### TASK GOAL
Wherever the string "József" appears in a line, extract that line.

### EXERCISE MATERIAL
Begin

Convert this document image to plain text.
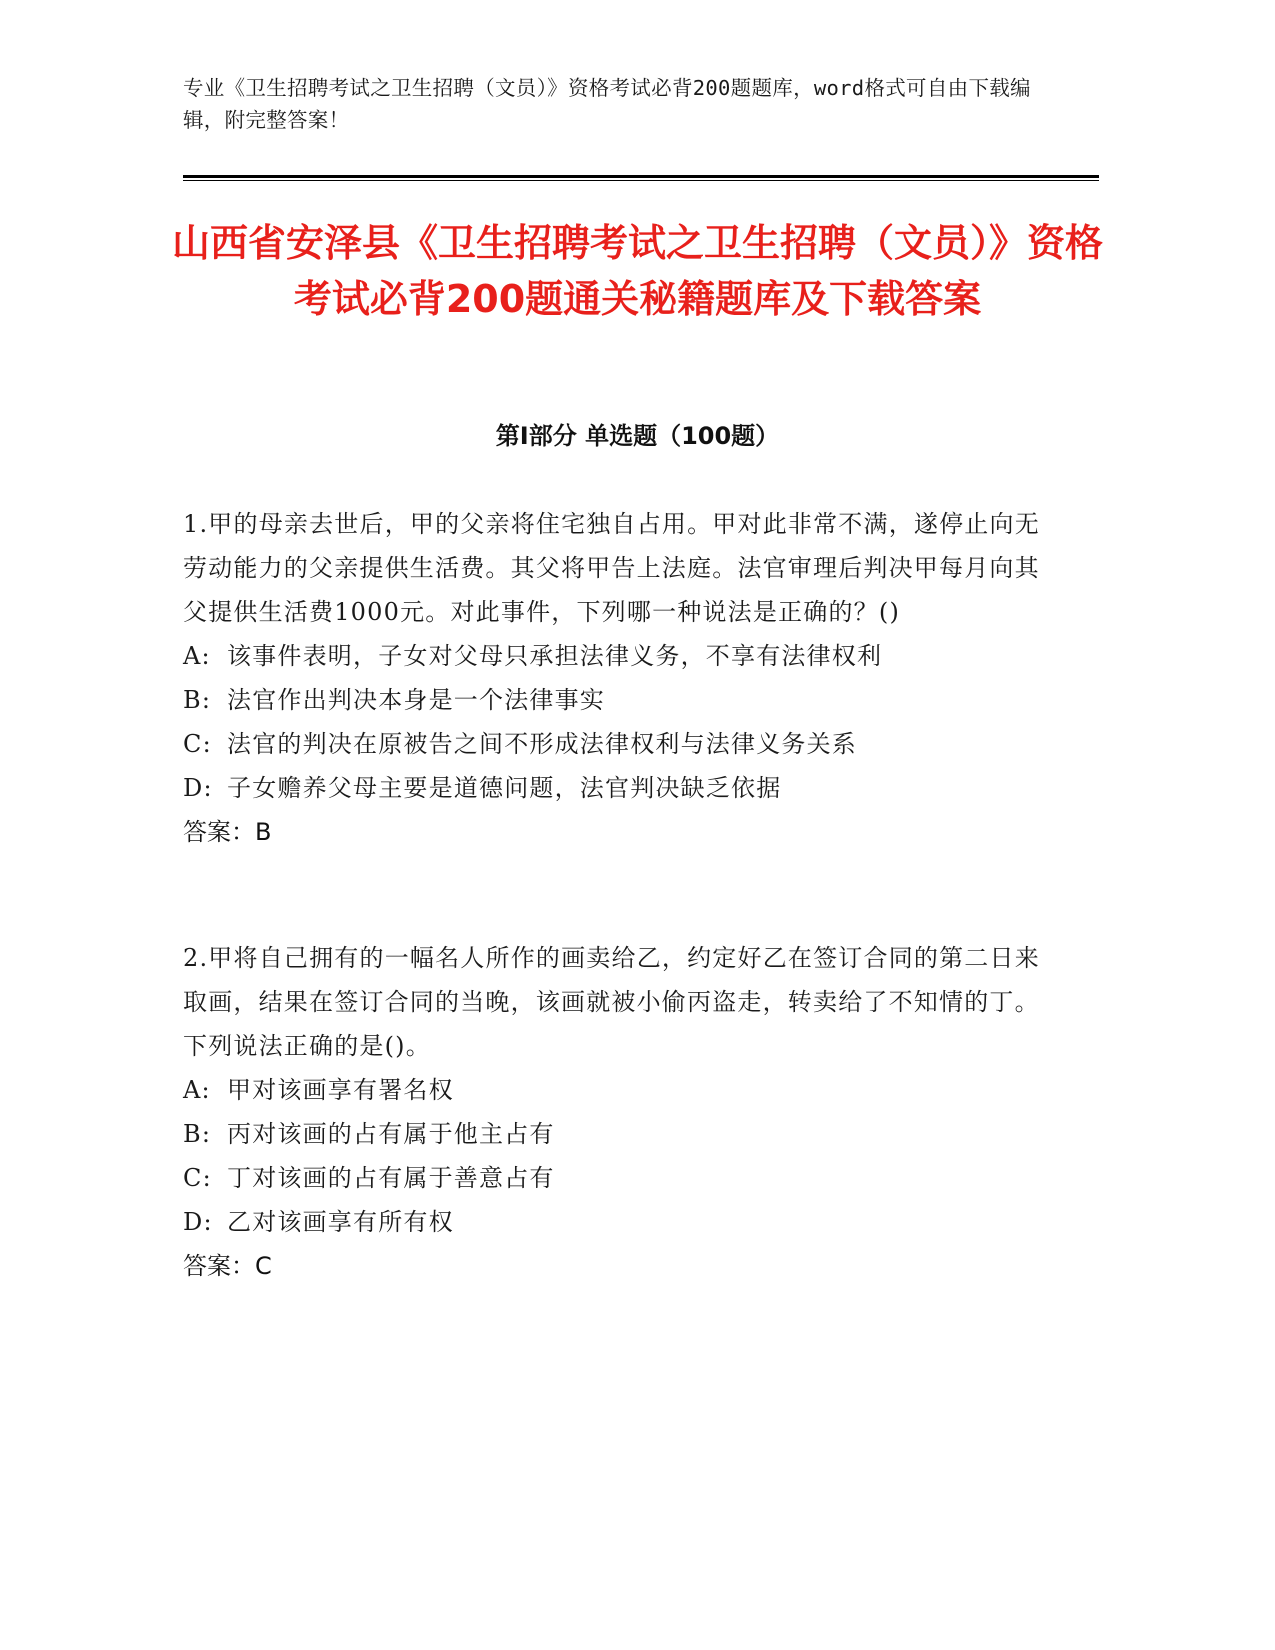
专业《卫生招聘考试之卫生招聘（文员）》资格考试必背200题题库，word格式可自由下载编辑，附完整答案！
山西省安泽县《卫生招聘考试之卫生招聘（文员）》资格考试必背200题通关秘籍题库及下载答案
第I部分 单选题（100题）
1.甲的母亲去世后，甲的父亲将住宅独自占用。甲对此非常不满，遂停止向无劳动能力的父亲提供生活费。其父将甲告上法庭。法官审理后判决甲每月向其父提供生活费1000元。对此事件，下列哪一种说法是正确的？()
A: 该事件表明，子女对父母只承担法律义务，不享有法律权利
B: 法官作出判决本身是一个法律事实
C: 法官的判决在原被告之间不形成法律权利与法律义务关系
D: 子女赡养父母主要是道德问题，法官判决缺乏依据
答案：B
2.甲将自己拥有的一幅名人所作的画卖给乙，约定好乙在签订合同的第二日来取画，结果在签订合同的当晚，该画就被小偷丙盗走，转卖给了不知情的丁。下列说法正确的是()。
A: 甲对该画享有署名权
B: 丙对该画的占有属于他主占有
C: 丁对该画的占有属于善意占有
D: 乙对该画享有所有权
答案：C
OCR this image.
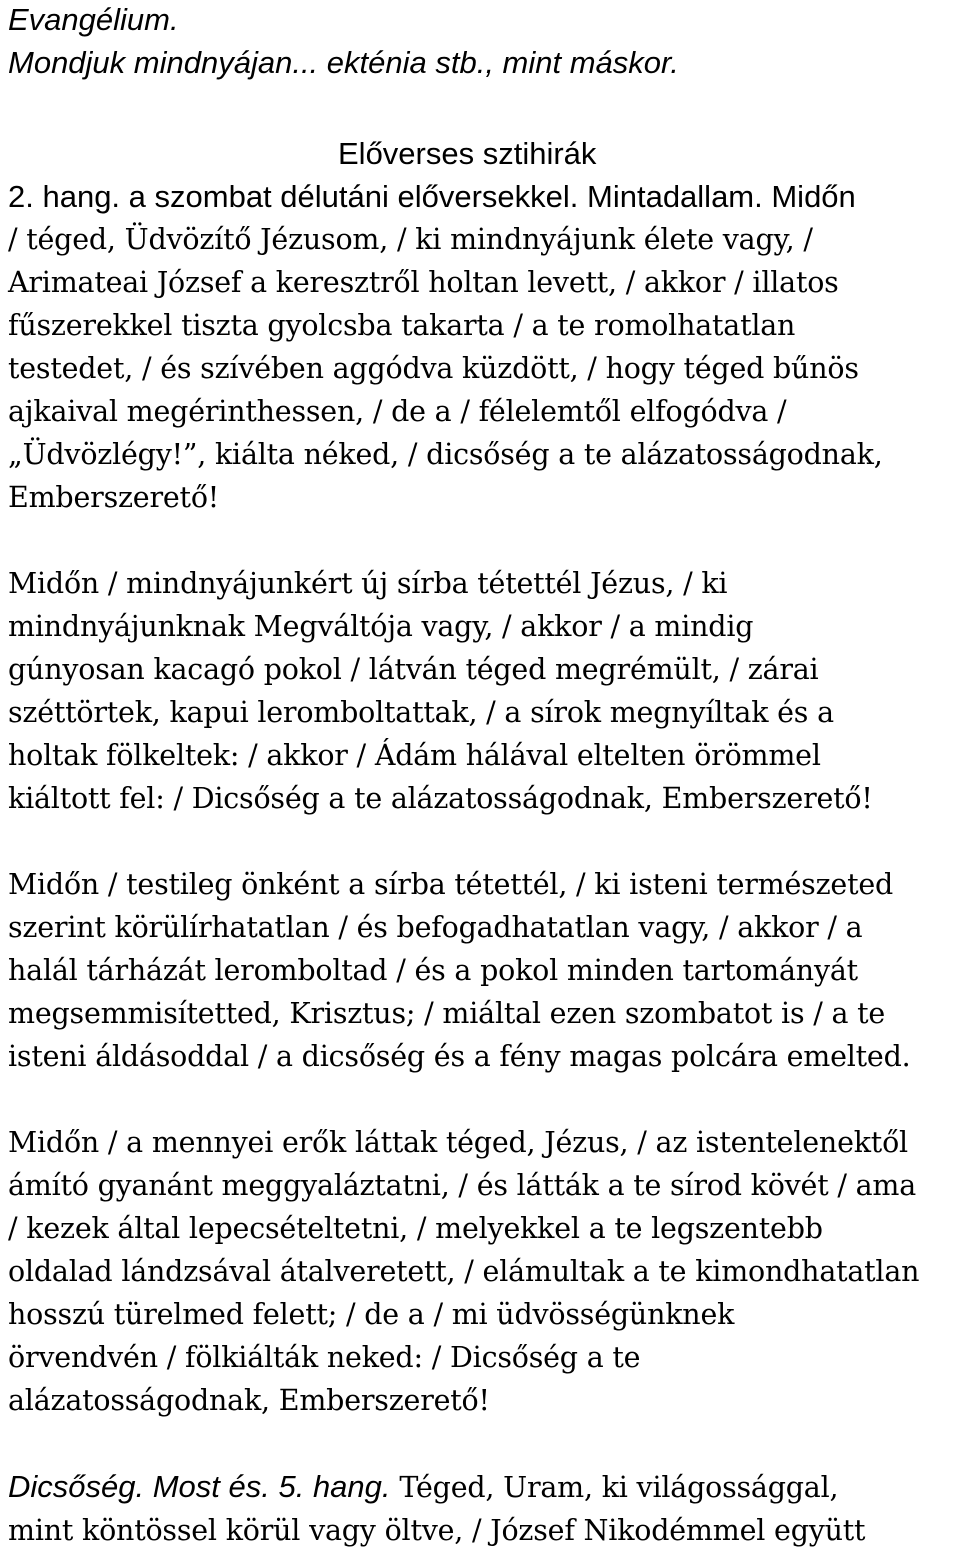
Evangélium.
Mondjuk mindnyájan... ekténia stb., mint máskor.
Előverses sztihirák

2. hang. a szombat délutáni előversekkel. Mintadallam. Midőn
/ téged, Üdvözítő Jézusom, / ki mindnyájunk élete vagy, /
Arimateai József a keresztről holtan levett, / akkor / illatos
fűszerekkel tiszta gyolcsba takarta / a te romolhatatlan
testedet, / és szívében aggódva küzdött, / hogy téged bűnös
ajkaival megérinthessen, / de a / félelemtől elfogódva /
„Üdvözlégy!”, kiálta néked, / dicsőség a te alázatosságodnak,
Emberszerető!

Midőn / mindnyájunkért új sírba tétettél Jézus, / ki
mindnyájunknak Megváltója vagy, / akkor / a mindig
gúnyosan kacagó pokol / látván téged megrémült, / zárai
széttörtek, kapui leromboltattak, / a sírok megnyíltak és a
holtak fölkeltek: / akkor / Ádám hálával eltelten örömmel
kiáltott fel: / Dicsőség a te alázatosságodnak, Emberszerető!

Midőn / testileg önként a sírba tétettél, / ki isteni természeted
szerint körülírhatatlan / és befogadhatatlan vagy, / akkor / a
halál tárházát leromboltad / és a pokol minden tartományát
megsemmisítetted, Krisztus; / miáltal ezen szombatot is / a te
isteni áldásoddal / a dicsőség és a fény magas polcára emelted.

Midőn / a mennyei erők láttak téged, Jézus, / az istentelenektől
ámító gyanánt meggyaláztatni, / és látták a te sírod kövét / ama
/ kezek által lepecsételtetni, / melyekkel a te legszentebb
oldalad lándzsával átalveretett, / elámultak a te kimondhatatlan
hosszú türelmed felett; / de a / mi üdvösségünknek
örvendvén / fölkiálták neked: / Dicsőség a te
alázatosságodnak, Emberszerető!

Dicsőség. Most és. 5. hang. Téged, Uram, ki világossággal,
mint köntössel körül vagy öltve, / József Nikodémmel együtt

End
Begin

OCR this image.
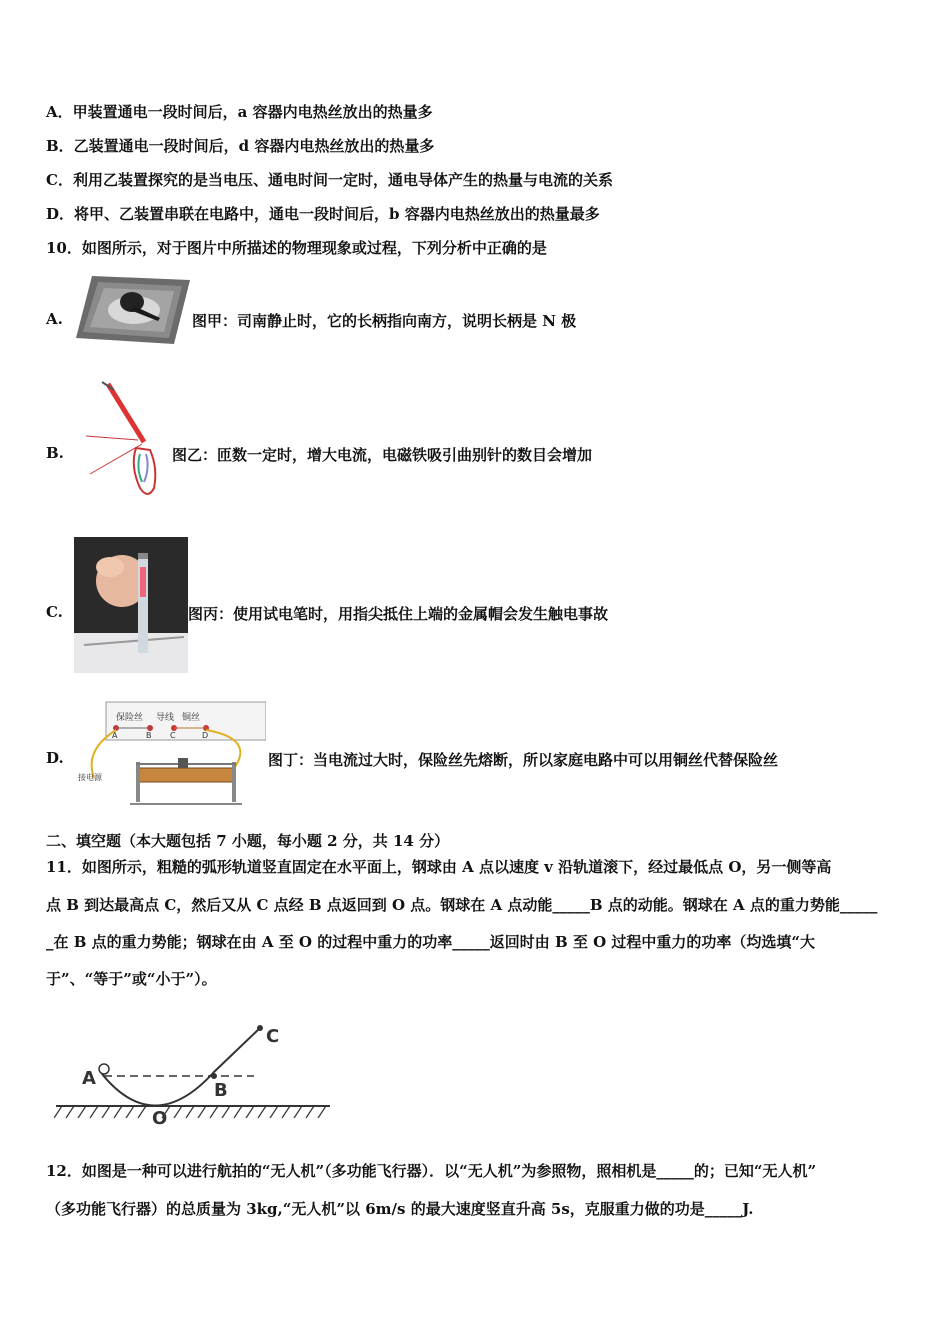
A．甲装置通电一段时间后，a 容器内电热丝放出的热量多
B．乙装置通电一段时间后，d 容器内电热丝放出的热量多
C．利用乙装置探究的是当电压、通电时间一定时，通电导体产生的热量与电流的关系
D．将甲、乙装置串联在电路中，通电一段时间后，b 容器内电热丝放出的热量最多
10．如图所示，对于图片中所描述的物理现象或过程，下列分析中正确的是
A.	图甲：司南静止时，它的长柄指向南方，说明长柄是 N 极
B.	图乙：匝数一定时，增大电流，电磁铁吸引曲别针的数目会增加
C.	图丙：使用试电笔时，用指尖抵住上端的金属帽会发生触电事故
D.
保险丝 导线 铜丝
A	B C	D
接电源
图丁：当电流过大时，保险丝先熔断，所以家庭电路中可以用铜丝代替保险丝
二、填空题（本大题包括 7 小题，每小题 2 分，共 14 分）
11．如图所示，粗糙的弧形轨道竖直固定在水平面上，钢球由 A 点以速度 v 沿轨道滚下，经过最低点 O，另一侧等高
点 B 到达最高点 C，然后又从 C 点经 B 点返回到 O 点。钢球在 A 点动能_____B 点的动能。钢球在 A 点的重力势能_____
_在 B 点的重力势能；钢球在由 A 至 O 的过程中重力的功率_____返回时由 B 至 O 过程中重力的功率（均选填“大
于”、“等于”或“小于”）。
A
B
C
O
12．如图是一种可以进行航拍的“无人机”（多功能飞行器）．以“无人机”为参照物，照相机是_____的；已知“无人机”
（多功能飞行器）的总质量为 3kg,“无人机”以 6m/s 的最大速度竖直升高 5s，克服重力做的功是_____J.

End

### WRITTEN SOLUTION
Arimateai József a keresztről holtan levett, / akkor / illatos
mint köntössel körül vagy öltve, / József Nikodémmel együtt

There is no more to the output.